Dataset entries
** start **

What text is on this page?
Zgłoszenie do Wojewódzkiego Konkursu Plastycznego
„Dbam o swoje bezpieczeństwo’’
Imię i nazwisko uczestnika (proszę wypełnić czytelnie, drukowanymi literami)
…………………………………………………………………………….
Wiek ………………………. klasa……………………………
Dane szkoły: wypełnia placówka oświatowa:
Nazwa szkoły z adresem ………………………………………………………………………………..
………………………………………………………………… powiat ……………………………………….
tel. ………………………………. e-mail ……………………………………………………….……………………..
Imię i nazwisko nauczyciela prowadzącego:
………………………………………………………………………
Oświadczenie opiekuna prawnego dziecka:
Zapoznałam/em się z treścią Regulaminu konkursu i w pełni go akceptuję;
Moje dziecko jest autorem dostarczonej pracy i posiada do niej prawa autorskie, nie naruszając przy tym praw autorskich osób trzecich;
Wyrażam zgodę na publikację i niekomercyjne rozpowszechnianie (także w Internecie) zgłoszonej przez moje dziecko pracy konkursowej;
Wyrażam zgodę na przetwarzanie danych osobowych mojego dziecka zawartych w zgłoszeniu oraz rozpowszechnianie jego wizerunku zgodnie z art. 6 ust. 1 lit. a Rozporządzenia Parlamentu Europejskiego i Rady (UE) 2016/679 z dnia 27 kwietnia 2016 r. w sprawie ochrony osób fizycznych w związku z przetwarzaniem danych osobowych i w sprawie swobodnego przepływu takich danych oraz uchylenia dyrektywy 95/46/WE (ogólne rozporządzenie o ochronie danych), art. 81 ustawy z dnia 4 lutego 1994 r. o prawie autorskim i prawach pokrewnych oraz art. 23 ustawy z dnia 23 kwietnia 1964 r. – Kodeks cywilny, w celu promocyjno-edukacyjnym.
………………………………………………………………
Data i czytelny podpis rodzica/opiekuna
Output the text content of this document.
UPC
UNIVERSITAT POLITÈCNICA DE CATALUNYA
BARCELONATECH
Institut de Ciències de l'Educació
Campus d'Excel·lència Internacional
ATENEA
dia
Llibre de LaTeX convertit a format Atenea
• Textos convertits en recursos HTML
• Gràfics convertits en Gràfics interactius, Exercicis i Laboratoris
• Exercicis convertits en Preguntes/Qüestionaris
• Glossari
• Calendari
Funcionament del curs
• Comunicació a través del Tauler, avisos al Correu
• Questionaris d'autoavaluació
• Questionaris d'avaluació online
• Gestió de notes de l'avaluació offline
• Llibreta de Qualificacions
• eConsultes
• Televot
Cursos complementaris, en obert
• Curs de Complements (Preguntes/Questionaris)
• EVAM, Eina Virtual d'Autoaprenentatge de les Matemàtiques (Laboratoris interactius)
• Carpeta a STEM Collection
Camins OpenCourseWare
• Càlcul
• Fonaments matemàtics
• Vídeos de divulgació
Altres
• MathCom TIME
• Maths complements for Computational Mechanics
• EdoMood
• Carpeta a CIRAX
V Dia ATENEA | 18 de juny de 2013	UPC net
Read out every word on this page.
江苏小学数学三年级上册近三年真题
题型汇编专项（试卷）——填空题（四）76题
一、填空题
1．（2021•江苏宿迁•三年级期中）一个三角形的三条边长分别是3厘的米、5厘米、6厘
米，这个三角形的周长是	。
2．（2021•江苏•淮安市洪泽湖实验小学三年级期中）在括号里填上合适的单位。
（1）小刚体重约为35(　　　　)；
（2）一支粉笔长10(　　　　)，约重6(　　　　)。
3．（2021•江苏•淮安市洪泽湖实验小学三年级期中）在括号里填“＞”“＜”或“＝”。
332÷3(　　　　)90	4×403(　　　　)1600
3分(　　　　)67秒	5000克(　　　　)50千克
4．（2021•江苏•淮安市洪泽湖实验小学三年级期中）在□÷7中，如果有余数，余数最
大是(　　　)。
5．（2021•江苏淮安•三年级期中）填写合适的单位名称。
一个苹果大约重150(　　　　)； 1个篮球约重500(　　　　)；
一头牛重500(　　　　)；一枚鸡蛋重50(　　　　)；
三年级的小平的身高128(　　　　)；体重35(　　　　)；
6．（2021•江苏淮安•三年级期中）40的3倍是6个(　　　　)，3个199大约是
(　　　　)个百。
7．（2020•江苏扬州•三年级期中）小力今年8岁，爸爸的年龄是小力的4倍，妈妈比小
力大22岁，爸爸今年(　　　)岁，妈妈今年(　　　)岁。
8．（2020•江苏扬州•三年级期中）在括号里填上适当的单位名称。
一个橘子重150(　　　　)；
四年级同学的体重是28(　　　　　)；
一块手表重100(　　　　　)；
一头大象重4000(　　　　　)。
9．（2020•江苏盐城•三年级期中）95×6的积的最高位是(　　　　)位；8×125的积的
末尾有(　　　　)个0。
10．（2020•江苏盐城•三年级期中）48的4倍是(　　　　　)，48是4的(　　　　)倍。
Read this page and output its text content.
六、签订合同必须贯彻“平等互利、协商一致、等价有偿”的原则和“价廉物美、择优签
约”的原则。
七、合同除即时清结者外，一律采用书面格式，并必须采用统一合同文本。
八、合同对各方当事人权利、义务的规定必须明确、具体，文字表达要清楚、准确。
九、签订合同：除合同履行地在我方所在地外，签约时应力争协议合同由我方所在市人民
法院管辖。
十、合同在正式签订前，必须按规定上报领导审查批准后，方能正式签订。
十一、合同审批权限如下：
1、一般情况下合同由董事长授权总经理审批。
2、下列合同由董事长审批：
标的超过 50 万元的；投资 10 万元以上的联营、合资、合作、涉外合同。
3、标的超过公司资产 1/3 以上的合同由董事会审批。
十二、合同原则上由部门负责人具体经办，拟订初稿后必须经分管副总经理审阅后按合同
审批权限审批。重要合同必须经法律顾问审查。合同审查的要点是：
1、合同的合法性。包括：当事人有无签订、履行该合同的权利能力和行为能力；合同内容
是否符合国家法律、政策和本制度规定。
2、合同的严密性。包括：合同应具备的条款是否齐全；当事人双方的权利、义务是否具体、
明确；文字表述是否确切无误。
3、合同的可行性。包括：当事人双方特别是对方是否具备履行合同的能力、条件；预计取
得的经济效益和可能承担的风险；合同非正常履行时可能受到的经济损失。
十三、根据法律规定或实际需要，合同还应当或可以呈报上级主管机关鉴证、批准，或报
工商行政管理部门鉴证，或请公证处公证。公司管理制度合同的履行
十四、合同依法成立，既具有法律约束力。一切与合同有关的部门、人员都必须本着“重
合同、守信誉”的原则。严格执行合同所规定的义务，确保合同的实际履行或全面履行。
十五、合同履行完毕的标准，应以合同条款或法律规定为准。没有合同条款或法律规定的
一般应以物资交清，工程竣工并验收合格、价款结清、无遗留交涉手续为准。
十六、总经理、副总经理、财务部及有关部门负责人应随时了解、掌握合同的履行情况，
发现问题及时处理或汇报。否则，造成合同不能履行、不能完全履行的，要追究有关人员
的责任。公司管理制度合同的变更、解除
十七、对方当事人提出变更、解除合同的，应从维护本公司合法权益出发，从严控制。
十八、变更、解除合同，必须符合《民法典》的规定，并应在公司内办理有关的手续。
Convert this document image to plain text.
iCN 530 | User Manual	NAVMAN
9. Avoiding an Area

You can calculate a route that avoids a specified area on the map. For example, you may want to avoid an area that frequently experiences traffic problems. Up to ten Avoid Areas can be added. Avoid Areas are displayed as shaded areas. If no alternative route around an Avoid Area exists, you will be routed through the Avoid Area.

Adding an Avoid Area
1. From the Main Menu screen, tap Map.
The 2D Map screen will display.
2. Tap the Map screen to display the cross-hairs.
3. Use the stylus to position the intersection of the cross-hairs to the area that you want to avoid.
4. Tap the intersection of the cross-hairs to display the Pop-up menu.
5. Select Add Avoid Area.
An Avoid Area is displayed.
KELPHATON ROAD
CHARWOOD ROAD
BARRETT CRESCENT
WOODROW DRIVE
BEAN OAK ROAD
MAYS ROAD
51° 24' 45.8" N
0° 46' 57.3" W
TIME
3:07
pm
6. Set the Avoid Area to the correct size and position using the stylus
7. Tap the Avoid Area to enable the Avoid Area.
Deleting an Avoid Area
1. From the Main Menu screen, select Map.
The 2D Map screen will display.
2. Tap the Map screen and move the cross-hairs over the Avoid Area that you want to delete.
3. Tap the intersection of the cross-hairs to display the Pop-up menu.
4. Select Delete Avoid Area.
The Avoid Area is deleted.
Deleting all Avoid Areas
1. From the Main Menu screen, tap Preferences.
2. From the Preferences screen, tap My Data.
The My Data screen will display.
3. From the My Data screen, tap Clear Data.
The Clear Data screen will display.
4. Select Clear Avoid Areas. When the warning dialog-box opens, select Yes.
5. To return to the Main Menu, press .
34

** end **

Copy out every line of the data that includes the word "page".

What text is on this page?
Read out every word on this page.
Read this page and output its text content.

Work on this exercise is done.